= What to do =
Write out the data again in full, exactly as it reads.

= Available data =

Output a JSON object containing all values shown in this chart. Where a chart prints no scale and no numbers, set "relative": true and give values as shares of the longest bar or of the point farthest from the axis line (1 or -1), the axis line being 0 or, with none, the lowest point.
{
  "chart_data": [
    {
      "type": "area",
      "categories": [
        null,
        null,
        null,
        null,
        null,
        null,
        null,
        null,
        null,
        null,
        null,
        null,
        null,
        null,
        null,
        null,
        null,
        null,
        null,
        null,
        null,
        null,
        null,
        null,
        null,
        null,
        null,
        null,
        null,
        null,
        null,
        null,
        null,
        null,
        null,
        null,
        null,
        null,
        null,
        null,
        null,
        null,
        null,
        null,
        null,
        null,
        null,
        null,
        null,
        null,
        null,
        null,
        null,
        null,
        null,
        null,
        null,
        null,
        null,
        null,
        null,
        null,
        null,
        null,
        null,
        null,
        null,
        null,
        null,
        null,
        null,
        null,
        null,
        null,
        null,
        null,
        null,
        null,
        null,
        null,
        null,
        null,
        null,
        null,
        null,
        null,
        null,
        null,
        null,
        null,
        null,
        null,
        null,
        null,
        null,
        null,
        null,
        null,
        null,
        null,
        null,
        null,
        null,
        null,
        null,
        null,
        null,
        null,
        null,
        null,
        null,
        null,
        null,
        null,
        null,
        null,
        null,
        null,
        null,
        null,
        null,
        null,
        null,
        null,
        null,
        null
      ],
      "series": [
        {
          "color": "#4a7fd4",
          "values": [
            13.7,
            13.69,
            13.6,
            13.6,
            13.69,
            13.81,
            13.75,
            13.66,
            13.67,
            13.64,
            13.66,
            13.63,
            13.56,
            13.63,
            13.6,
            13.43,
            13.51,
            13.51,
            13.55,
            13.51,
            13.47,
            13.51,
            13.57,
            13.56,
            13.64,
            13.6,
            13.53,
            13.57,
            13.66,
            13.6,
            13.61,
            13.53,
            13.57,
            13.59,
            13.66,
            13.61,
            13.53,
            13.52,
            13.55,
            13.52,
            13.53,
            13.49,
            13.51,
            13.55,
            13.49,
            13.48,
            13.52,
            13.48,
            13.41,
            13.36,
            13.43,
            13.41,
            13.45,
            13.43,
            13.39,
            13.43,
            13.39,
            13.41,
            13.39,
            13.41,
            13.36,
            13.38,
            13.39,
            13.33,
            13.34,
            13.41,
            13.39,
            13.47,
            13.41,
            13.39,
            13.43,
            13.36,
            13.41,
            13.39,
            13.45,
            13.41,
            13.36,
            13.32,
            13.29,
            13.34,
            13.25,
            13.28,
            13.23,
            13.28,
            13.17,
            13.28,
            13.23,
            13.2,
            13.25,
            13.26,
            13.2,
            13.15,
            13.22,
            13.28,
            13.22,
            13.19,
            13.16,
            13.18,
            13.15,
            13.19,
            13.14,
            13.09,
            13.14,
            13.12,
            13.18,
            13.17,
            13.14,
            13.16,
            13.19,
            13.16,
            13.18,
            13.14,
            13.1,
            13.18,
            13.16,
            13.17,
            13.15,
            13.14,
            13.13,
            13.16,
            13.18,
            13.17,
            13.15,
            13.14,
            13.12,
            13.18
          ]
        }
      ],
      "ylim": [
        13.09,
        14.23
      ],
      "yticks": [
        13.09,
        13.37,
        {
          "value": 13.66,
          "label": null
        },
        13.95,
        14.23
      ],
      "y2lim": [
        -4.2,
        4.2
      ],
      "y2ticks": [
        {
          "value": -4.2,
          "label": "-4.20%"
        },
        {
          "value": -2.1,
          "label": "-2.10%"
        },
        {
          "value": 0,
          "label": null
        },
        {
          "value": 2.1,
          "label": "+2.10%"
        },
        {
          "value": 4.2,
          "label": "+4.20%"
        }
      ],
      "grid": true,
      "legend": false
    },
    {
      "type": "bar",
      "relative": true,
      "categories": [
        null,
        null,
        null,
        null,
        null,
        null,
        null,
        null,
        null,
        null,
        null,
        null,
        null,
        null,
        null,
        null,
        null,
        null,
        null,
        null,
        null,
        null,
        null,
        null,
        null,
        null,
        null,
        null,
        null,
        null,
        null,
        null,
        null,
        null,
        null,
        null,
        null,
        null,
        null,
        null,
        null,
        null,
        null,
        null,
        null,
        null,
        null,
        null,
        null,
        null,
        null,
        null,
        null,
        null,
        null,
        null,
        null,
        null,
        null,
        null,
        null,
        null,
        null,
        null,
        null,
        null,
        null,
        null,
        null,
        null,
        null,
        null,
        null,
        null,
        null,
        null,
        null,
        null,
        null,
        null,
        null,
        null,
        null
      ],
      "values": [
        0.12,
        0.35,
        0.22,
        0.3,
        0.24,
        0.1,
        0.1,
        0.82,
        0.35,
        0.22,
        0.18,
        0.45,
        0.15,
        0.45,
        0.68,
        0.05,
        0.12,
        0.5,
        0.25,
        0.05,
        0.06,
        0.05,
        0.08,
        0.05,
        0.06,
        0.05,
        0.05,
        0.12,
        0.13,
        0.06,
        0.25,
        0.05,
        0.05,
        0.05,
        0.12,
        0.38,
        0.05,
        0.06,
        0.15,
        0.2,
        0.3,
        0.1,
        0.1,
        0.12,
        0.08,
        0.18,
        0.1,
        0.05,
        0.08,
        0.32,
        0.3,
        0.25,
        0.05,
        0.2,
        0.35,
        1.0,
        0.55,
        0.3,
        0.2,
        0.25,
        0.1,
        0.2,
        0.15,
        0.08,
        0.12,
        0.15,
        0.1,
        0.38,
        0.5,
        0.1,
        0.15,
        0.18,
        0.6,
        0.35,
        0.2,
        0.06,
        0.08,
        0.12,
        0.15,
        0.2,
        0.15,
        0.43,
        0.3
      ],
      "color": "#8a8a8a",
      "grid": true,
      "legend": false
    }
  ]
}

= Answer to this exercise =
Output a JSON object containing all values shown in this chart. Where a chart prints no scale and no numbers, set "relative": true and give values as shares of the longest bar or of the point farthest from the axis line (1 or -1), the axis line being 0 or, with none, the lowest point.
{
  "chart_data": [
    {
      "type": "area",
      "categories": [
        null,
        null,
        null,
        null,
        null,
        null,
        null,
        null,
        null,
        null,
        null,
        null,
        null,
        null,
        null,
        null,
        null,
        null,
        null,
        null,
        null,
        null,
        null,
        null,
        null,
        null,
        null,
        null,
        null,
        null,
        null,
        null,
        null,
        null,
        null,
        null,
        null,
        null,
        null,
        null,
        null,
        null,
        null,
        null,
        null,
        null,
        null,
        null,
        null,
        null,
        null,
        null,
        null,
        null,
        null,
        null,
        null,
        null,
        null,
        null,
        null,
        null,
        null,
        null,
        null,
        null,
        null,
        null,
        null,
        null,
        null,
        null,
        null,
        null,
        null,
        null,
        null,
        null,
        null,
        null,
        null,
        null,
        null,
        null,
        null,
        null,
        null,
        null,
        null,
        null,
        null,
        null,
        null,
        null,
        null,
        null,
        null,
        null,
        null,
        null,
        null,
        null,
        null,
        null,
        null,
        null,
        null,
        null,
        null,
        null,
        null,
        null,
        null,
        null,
        null,
        null,
        null,
        null,
        null,
        null,
        null,
        null,
        null,
        null,
        null,
        null
      ],
      "series": [
        {
          "color": "#4a7fd4",
          "values": [
            13.7,
            13.69,
            13.6,
            13.6,
            13.69,
            13.81,
            13.75,
            13.66,
            13.67,
            13.64,
            13.66,
            13.63,
            13.56,
            13.63,
            13.6,
            13.43,
            13.51,
            13.51,
            13.55,
            13.51,
            13.47,
            13.51,
            13.57,
            13.56,
            13.64,
            13.6,
            13.53,
            13.57,
            13.66,
            13.6,
            13.61,
            13.53,
            13.57,
            13.59,
            13.66,
            13.61,
            13.53,
            13.52,
            13.55,
            13.52,
            13.53,
            13.49,
            13.51,
            13.55,
            13.49,
            13.48,
            13.52,
            13.48,
            13.41,
            13.36,
            13.43,
            13.41,
            13.45,
            13.43,
            13.39,
            13.43,
            13.39,
            13.41,
            13.39,
            13.41,
            13.36,
            13.38,
            13.39,
            13.33,
            13.34,
            13.41,
            13.39,
            13.47,
            13.41,
            13.39,
            13.43,
            13.36,
            13.41,
            13.39,
            13.45,
            13.41,
            13.36,
            13.32,
            13.29,
            13.34,
            13.25,
            13.28,
            13.23,
            13.28,
            13.17,
            13.28,
            13.23,
            13.2,
            13.25,
            13.26,
            13.2,
            13.15,
            13.22,
            13.28,
            13.22,
            13.19,
            13.16,
            13.18,
            13.15,
            13.19,
            13.14,
            13.09,
            13.14,
            13.12,
            13.18,
            13.17,
            13.14,
            13.16,
            13.19,
            13.16,
            13.18,
            13.14,
            13.1,
            13.18,
            13.16,
            13.17,
            13.15,
            13.14,
            13.13,
            13.16,
            13.18,
            13.17,
            13.15,
            13.14,
            13.12,
            13.18
          ]
        }
      ],
      "ylim": [
        13.09,
        14.23
      ],
      "yticks": [
        13.09,
        13.37,
        {
          "value": 13.66,
          "label": null
        },
        13.95,
        14.23
      ],
      "y2lim": [
        -4.2,
        4.2
      ],
      "y2ticks": [
        {
          "value": -4.2,
          "label": "-4.20%"
        },
        {
          "value": -2.1,
          "label": "-2.10%"
        },
        {
          "value": 0,
          "label": null
        },
        {
          "value": 2.1,
          "label": "+2.10%"
        },
        {
          "value": 4.2,
          "label": "+4.20%"
        }
      ],
      "grid": true,
      "legend": false
    },
    {
      "type": "bar",
      "relative": true,
      "categories": [
        null,
        null,
        null,
        null,
        null,
        null,
        null,
        null,
        null,
        null,
        null,
        null,
        null,
        null,
        null,
        null,
        null,
        null,
        null,
        null,
        null,
        null,
        null,
        null,
        null,
        null,
        null,
        null,
        null,
        null,
        null,
        null,
        null,
        null,
        null,
        null,
        null,
        null,
        null,
        null,
        null,
        null,
        null,
        null,
        null,
        null,
        null,
        null,
        null,
        null,
        null,
        null,
        null,
        null,
        null,
        null,
        null,
        null,
        null,
        null,
        null,
        null,
        null,
        null,
        null,
        null,
        null,
        null,
        null,
        null,
        null,
        null,
        null,
        null,
        null,
        null,
        null,
        null,
        null,
        null,
        null,
        null,
        null
      ],
      "values": [
        0.12,
        0.35,
        0.22,
        0.3,
        0.24,
        0.1,
        0.1,
        0.82,
        0.35,
        0.22,
        0.18,
        0.45,
        0.15,
        0.45,
        0.68,
        0.05,
        0.12,
        0.5,
        0.25,
        0.05,
        0.06,
        0.05,
        0.08,
        0.05,
        0.06,
        0.05,
        0.05,
        0.12,
        0.13,
        0.06,
        0.25,
        0.05,
        0.05,
        0.05,
        0.12,
        0.38,
        0.05,
        0.06,
        0.15,
        0.2,
        0.3,
        0.1,
        0.1,
        0.12,
        0.08,
        0.18,
        0.1,
        0.05,
        0.08,
        0.32,
        0.3,
        0.25,
        0.05,
        0.2,
        0.35,
        1.0,
        0.55,
        0.3,
        0.2,
        0.25,
        0.1,
        0.2,
        0.15,
        0.08,
        0.12,
        0.15,
        0.1,
        0.38,
        0.5,
        0.1,
        0.15,
        0.18,
        0.6,
        0.35,
        0.2,
        0.06,
        0.08,
        0.12,
        0.15,
        0.2,
        0.15,
        0.43,
        0.3
      ],
      "color": "#8a8a8a",
      "grid": true,
      "legend": false
    }
  ]
}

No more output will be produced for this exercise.